GIVEN TEXT:
+ + + + + + +

This community can set rules like :

  • community members’ accounts cannot fall below -100 credits
  • community members’ accounts cannot rise above +100 credits
  • renewable energy credit = X cents
  • community members must produce X to be a member
  • each transaction builds the users reputation within that community
  • more reputation for producing than consuming
  • community members must attend 3/4 quarterly governance meetings
  • changes to the price of the credit requires 3/4 consensus (possibly using a system like Boardroom).

By having the quarterly meetings we build trust because we know that our transactions have a social component. We know we will be accountable to members of our community for our consumption of resources. And we know the faces of the neighbors with whom we will be sharing our energy consumption. We start building community through our relationships of exchange. These economic models that ensure accountability to our communities are an integral thread of how we move from a world with unsustainable economic consumption practices to one that is considerate of living in accordance with the actual resources we have?—?equitably.

+ + + + + + +

REQUIRED ACTIONS:
**1)** In the text on community energy rules, what is the lowest balance a member's account is allowed to reach?
**2)** Retype the passage of the text on community energy rules that begins at the words "This community can" and ends after "system like Boardroom).".

+ + + + + + +

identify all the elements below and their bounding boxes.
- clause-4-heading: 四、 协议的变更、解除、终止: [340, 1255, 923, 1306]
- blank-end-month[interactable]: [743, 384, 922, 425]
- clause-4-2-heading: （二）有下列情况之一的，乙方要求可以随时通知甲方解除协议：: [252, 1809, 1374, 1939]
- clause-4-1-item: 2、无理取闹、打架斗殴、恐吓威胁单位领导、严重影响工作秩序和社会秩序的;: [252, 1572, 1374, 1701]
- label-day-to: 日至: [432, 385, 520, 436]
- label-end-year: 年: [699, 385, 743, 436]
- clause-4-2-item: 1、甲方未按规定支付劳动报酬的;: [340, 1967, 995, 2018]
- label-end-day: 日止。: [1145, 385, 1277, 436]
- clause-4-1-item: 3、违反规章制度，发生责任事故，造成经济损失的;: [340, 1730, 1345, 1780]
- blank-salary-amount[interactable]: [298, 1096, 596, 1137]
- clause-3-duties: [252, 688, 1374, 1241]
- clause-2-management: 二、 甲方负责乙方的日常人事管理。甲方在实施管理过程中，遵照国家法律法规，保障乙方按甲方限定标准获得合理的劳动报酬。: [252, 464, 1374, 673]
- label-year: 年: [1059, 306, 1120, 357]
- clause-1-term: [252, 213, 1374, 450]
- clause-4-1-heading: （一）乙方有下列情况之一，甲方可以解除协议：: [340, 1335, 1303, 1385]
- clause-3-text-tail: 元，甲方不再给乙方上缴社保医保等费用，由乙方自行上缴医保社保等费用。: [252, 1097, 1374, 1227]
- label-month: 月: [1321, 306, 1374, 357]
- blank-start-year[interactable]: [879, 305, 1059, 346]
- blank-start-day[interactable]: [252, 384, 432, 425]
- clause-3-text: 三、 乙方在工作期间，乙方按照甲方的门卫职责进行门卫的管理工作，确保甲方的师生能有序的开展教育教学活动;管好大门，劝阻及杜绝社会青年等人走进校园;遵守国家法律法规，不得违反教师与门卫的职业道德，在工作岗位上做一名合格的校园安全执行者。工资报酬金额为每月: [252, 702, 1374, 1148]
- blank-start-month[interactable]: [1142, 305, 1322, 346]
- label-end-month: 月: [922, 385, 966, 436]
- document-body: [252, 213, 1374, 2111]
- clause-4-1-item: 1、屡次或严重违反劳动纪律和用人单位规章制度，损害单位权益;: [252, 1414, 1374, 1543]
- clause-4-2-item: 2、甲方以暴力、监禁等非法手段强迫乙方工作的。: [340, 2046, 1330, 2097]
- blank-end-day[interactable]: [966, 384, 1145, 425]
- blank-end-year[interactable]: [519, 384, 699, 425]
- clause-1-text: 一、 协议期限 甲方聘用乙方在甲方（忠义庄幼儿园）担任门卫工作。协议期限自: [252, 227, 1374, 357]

+ + + + + + +

REPLIES:
**1)** -100 credits

**2)**
This community can set rules like :

  • community members’ accounts cannot fall below -100 credits
  • community members’ accounts cannot rise above +100 credits
  • renewable energy credit = X cents
  • community members must produce X to be a member
  • each transaction builds the users reputation within that community
  • more reputation for producing than consuming
  • community members must attend 3/4 quarterly governance meetings
  • changes to the price of the credit requires 3/4 consensus (possibly using a system like Boardroom).